**PROVIDED RECORDS:**
________

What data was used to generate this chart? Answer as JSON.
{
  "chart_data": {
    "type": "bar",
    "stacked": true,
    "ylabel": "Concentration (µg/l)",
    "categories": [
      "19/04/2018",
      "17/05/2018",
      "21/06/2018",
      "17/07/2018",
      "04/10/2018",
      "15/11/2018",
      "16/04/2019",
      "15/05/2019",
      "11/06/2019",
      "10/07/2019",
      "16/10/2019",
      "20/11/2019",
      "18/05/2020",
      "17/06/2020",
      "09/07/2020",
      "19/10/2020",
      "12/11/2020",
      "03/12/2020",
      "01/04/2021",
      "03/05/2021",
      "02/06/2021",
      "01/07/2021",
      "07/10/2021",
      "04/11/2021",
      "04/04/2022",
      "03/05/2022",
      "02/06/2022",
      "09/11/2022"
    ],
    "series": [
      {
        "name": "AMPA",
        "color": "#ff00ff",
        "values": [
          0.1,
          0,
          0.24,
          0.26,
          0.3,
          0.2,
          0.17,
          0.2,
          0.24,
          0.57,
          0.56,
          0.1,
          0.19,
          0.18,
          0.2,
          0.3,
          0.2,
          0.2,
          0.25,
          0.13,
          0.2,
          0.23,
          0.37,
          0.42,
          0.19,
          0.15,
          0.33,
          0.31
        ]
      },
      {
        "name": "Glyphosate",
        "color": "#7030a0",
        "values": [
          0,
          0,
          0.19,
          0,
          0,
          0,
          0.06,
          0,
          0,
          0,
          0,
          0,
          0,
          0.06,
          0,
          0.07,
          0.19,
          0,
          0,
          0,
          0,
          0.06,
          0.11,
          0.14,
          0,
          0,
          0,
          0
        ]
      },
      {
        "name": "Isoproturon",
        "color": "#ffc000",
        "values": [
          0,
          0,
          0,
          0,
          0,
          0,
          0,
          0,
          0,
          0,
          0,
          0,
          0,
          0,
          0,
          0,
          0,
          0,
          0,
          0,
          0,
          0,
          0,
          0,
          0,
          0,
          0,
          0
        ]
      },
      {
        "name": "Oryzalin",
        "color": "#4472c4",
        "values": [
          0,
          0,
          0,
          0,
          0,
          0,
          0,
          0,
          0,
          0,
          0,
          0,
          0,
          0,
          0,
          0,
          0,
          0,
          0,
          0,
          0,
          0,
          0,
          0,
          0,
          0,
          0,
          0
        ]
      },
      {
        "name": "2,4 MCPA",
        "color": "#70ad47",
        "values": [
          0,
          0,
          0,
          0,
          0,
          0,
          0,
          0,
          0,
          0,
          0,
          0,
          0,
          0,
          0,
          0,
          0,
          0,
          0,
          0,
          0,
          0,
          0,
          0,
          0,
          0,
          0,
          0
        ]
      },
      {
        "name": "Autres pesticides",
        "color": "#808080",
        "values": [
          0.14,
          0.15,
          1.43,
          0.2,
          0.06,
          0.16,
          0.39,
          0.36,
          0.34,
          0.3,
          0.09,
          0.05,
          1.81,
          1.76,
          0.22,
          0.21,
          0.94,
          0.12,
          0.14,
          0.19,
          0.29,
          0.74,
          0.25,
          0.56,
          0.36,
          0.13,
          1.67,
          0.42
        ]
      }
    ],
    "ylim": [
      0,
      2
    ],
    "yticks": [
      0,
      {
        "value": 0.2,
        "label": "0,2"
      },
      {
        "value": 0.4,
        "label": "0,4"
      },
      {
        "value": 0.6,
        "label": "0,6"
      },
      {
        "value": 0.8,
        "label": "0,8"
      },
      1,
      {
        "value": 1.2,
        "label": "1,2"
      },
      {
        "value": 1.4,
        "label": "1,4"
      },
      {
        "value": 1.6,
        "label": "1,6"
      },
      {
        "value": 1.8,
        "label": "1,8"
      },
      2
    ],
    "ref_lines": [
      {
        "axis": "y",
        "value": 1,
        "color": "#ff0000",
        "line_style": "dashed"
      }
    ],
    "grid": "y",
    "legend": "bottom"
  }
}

________

**TASK TO CARRY OUT:** From the preceding material, extract every line exactly.

**COMPLETED TASK:**
What data was used to generate this chart? Answer as JSON.
{
  "chart_data": {
    "type": "bar",
    "stacked": true,
    "ylabel": "Concentration (µg/l)",
    "categories": [
      "19/04/2018",
      "17/05/2018",
      "21/06/2018",
      "17/07/2018",
      "04/10/2018",
      "15/11/2018",
      "16/04/2019",
      "15/05/2019",
      "11/06/2019",
      "10/07/2019",
      "16/10/2019",
      "20/11/2019",
      "18/05/2020",
      "17/06/2020",
      "09/07/2020",
      "19/10/2020",
      "12/11/2020",
      "03/12/2020",
      "01/04/2021",
      "03/05/2021",
      "02/06/2021",
      "01/07/2021",
      "07/10/2021",
      "04/11/2021",
      "04/04/2022",
      "03/05/2022",
      "02/06/2022",
      "09/11/2022"
    ],
    "series": [
      {
        "name": "AMPA",
        "color": "#ff00ff",
        "values": [
          0.1,
          0,
          0.24,
          0.26,
          0.3,
          0.2,
          0.17,
          0.2,
          0.24,
          0.57,
          0.56,
          0.1,
          0.19,
          0.18,
          0.2,
          0.3,
          0.2,
          0.2,
          0.25,
          0.13,
          0.2,
          0.23,
          0.37,
          0.42,
          0.19,
          0.15,
          0.33,
          0.31
        ]
      },
      {
        "name": "Glyphosate",
        "color": "#7030a0",
        "values": [
          0,
          0,
          0.19,
          0,
          0,
          0,
          0.06,
          0,
          0,
          0,
          0,
          0,
          0,
          0.06,
          0,
          0.07,
          0.19,
          0,
          0,
          0,
          0,
          0.06,
          0.11,
          0.14,
          0,
          0,
          0,
          0
        ]
      },
      {
        "name": "Isoproturon",
        "color": "#ffc000",
        "values": [
          0,
          0,
          0,
          0,
          0,
          0,
          0,
          0,
          0,
          0,
          0,
          0,
          0,
          0,
          0,
          0,
          0,
          0,
          0,
          0,
          0,
          0,
          0,
          0,
          0,
          0,
          0,
          0
        ]
      },
      {
        "name": "Oryzalin",
        "color": "#4472c4",
        "values": [
          0,
          0,
          0,
          0,
          0,
          0,
          0,
          0,
          0,
          0,
          0,
          0,
          0,
          0,
          0,
          0,
          0,
          0,
          0,
          0,
          0,
          0,
          0,
          0,
          0,
          0,
          0,
          0
        ]
      },
      {
        "name": "2,4 MCPA",
        "color": "#70ad47",
        "values": [
          0,
          0,
          0,
          0,
          0,
          0,
          0,
          0,
          0,
          0,
          0,
          0,
          0,
          0,
          0,
          0,
          0,
          0,
          0,
          0,
          0,
          0,
          0,
          0,
          0,
          0,
          0,
          0
        ]
      },
      {
        "name": "Autres pesticides",
        "color": "#808080",
        "values": [
          0.14,
          0.15,
          1.43,
          0.2,
          0.06,
          0.16,
          0.39,
          0.36,
          0.34,
          0.3,
          0.09,
          0.05,
          1.81,
          1.76,
          0.22,
          0.21,
          0.94,
          0.12,
          0.14,
          0.19,
          0.29,
          0.74,
          0.25,
          0.56,
          0.36,
          0.13,
          1.67,
          0.42
        ]
      }
    ],
    "ylim": [
      0,
      2
    ],
    "yticks": [
      0,
      {
        "value": 0.2,
        "label": "0,2"
      },
      {
        "value": 0.4,
        "label": "0,4"
      },
      {
        "value": 0.6,
        "label": "0,6"
      },
      {
        "value": 0.8,
        "label": "0,8"
      },
      1,
      {
        "value": 1.2,
        "label": "1,2"
      },
      {
        "value": 1.4,
        "label": "1,4"
      },
      {
        "value": 1.6,
        "label": "1,6"
      },
      {
        "value": 1.8,
        "label": "1,8"
      },
      2
    ],
    "ref_lines": [
      {
        "axis": "y",
        "value": 1,
        "color": "#ff0000",
        "line_style": "dashed"
      }
    ],
    "grid": "y",
    "legend": "bottom"
  }
}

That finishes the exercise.